### Try it
Write out each entry once more so that it matches the original exactly.

Records provided section start

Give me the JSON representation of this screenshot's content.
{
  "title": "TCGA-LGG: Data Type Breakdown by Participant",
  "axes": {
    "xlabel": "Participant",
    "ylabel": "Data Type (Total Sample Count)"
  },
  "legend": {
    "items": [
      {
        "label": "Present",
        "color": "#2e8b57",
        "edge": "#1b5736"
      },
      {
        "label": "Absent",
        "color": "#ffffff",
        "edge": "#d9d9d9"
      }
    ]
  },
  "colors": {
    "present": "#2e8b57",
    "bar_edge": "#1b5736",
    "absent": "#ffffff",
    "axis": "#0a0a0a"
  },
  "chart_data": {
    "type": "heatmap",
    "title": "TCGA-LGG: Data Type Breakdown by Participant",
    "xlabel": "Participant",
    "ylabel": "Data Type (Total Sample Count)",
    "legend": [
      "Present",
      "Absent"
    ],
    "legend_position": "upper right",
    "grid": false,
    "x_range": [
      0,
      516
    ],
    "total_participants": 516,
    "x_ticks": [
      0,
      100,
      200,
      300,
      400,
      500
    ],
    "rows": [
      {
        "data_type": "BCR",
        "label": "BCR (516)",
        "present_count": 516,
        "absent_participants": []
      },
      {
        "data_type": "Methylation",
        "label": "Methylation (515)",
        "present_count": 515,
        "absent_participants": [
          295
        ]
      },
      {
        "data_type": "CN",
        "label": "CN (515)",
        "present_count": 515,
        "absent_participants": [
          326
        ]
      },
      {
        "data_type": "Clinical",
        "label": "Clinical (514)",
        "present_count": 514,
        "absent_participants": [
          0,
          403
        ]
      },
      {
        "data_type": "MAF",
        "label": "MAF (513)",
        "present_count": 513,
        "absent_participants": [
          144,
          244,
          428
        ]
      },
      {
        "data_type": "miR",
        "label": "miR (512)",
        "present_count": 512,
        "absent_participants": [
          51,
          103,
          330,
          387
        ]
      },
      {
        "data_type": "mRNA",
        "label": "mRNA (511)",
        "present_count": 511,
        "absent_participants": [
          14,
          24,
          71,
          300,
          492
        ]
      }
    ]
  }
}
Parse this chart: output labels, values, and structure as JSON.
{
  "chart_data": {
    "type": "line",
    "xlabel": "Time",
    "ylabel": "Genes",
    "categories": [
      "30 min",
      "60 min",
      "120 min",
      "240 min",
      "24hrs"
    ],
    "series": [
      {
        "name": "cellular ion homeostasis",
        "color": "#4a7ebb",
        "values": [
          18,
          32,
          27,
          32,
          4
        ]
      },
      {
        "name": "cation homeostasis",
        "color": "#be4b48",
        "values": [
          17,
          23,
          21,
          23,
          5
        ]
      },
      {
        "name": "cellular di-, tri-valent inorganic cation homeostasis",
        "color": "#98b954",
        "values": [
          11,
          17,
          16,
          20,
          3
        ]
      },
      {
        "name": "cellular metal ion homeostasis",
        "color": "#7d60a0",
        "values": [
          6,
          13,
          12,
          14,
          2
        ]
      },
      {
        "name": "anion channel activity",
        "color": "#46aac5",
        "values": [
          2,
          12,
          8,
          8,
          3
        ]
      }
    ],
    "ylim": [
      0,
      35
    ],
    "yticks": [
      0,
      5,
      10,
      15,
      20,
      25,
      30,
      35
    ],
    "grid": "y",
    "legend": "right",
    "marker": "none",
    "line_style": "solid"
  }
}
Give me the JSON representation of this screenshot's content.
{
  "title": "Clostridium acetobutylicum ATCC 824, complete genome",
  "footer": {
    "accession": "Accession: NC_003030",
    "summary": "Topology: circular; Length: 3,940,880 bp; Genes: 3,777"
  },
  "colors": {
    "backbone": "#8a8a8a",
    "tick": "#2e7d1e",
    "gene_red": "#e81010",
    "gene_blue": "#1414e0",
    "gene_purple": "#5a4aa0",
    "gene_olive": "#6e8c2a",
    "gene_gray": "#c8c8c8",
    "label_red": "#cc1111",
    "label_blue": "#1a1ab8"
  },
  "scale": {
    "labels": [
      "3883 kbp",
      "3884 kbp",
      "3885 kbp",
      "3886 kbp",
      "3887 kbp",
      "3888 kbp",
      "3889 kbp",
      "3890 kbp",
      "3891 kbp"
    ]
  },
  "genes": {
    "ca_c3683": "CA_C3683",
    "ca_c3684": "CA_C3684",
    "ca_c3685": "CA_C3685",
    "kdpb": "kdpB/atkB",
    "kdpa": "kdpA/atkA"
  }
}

Records provided section end

### Answer box
Give me the JSON representation of this screenshot's content.
{
  "title": "TCGA-LGG: Data Type Breakdown by Participant",
  "axes": {
    "xlabel": "Participant",
    "ylabel": "Data Type (Total Sample Count)"
  },
  "legend": {
    "items": [
      {
        "label": "Present",
        "color": "#2e8b57",
        "edge": "#1b5736"
      },
      {
        "label": "Absent",
        "color": "#ffffff",
        "edge": "#d9d9d9"
      }
    ]
  },
  "colors": {
    "present": "#2e8b57",
    "bar_edge": "#1b5736",
    "absent": "#ffffff",
    "axis": "#0a0a0a"
  },
  "chart_data": {
    "type": "heatmap",
    "title": "TCGA-LGG: Data Type Breakdown by Participant",
    "xlabel": "Participant",
    "ylabel": "Data Type (Total Sample Count)",
    "legend": [
      "Present",
      "Absent"
    ],
    "legend_position": "upper right",
    "grid": false,
    "x_range": [
      0,
      516
    ],
    "total_participants": 516,
    "x_ticks": [
      0,
      100,
      200,
      300,
      400,
      500
    ],
    "rows": [
      {
        "data_type": "BCR",
        "label": "BCR (516)",
        "present_count": 516,
        "absent_participants": []
      },
      {
        "data_type": "Methylation",
        "label": "Methylation (515)",
        "present_count": 515,
        "absent_participants": [
          295
        ]
      },
      {
        "data_type": "CN",
        "label": "CN (515)",
        "present_count": 515,
        "absent_participants": [
          326
        ]
      },
      {
        "data_type": "Clinical",
        "label": "Clinical (514)",
        "present_count": 514,
        "absent_participants": [
          0,
          403
        ]
      },
      {
        "data_type": "MAF",
        "label": "MAF (513)",
        "present_count": 513,
        "absent_participants": [
          144,
          244,
          428
        ]
      },
      {
        "data_type": "miR",
        "label": "miR (512)",
        "present_count": 512,
        "absent_participants": [
          51,
          103,
          330,
          387
        ]
      },
      {
        "data_type": "mRNA",
        "label": "mRNA (511)",
        "present_count": 511,
        "absent_participants": [
          14,
          24,
          71,
          300,
          492
        ]
      }
    ]
  }
}
Parse this chart: output labels, values, and structure as JSON.
{
  "chart_data": {
    "type": "line",
    "xlabel": "Time",
    "ylabel": "Genes",
    "categories": [
      "30 min",
      "60 min",
      "120 min",
      "240 min",
      "24hrs"
    ],
    "series": [
      {
        "name": "cellular ion homeostasis",
        "color": "#4a7ebb",
        "values": [
          18,
          32,
          27,
          32,
          4
        ]
      },
      {
        "name": "cation homeostasis",
        "color": "#be4b48",
        "values": [
          17,
          23,
          21,
          23,
          5
        ]
      },
      {
        "name": "cellular di-, tri-valent inorganic cation homeostasis",
        "color": "#98b954",
        "values": [
          11,
          17,
          16,
          20,
          3
        ]
      },
      {
        "name": "cellular metal ion homeostasis",
        "color": "#7d60a0",
        "values": [
          6,
          13,
          12,
          14,
          2
        ]
      },
      {
        "name": "anion channel activity",
        "color": "#46aac5",
        "values": [
          2,
          12,
          8,
          8,
          3
        ]
      }
    ],
    "ylim": [
      0,
      35
    ],
    "yticks": [
      0,
      5,
      10,
      15,
      20,
      25,
      30,
      35
    ],
    "grid": "y",
    "legend": "right",
    "marker": "none",
    "line_style": "solid"
  }
}
Give me the JSON representation of this screenshot's content.
{
  "title": "Clostridium acetobutylicum ATCC 824, complete genome",
  "footer": {
    "accession": "Accession: NC_003030",
    "summary": "Topology: circular; Length: 3,940,880 bp; Genes: 3,777"
  },
  "colors": {
    "backbone": "#8a8a8a",
    "tick": "#2e7d1e",
    "gene_red": "#e81010",
    "gene_blue": "#1414e0",
    "gene_purple": "#5a4aa0",
    "gene_olive": "#6e8c2a",
    "gene_gray": "#c8c8c8",
    "label_red": "#cc1111",
    "label_blue": "#1a1ab8"
  },
  "scale": {
    "labels": [
      "3883 kbp",
      "3884 kbp",
      "3885 kbp",
      "3886 kbp",
      "3887 kbp",
      "3888 kbp",
      "3889 kbp",
      "3890 kbp",
      "3891 kbp"
    ]
  },
  "genes": {
    "ca_c3683": "CA_C3683",
    "ca_c3684": "CA_C3684",
    "ca_c3685": "CA_C3685",
    "kdpb": "kdpB/atkB",
    "kdpa": "kdpA/atkA"
  }
}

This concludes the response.